Data to process:
Content starts

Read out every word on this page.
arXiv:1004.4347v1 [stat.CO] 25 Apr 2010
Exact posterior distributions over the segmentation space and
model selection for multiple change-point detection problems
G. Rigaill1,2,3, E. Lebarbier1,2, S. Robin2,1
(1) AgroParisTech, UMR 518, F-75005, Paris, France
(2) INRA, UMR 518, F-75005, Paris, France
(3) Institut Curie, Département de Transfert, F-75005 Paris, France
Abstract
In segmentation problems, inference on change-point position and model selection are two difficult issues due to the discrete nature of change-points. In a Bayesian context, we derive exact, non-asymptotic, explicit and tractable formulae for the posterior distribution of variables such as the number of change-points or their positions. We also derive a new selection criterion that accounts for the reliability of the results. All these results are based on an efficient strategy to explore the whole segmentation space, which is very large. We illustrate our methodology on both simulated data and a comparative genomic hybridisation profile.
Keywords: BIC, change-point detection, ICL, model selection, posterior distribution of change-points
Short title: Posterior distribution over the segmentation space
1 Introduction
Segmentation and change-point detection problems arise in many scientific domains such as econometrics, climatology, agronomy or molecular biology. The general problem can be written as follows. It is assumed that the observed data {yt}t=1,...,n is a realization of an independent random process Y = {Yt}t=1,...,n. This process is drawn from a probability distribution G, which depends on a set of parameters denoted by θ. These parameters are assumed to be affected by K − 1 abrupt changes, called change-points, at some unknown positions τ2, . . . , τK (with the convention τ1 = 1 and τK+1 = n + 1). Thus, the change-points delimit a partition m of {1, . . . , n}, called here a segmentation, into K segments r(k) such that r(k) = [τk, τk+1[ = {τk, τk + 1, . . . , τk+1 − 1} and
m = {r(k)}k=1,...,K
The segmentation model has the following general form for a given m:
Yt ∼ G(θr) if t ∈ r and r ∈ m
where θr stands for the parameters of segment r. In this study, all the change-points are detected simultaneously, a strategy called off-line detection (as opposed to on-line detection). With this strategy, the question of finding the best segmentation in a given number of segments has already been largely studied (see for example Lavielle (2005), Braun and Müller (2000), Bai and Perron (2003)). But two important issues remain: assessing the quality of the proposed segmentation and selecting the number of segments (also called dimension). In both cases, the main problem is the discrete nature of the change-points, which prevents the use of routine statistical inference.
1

Content ends
Content starts

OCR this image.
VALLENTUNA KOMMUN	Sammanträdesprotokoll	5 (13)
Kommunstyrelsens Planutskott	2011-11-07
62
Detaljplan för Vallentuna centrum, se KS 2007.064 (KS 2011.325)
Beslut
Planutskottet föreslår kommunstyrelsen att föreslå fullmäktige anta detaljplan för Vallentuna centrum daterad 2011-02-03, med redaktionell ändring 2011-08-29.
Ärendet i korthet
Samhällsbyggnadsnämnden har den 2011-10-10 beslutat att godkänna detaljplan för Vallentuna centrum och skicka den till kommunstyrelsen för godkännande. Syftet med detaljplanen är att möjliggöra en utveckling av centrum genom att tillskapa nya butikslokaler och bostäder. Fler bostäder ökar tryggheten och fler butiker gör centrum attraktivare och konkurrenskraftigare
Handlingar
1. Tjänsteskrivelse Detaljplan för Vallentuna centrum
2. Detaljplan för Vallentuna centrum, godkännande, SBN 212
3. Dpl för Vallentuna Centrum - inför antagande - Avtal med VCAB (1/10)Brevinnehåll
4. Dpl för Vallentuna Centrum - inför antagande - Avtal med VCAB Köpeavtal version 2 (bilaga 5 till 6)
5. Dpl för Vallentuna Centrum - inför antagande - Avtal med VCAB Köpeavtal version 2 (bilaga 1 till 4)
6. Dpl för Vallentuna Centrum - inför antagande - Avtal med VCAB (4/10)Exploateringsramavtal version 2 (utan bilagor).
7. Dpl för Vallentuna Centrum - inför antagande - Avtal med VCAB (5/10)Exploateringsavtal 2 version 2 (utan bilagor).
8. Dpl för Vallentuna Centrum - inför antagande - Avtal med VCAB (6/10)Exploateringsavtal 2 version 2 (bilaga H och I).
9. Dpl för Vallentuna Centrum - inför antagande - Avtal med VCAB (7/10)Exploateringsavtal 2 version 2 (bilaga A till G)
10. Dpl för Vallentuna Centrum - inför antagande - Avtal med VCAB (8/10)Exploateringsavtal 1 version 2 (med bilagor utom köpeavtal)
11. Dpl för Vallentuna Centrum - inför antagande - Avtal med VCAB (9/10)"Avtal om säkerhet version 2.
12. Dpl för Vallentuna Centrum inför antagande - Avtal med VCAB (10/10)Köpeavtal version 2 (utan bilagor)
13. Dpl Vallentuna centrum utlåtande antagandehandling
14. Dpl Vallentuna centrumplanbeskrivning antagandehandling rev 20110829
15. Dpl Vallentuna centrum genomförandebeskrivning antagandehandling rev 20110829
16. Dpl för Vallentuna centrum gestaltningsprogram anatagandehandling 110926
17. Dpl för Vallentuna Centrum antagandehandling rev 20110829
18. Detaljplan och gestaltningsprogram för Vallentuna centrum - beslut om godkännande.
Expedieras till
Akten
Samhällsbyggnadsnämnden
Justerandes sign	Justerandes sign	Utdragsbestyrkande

Content ends

What you should do:
Search the entries for the word "over", then list each line that holds it.

Solution to this problem:
Exact posterior distributions over the segmentation space and
Short title: Posterior distribution over the segmentation space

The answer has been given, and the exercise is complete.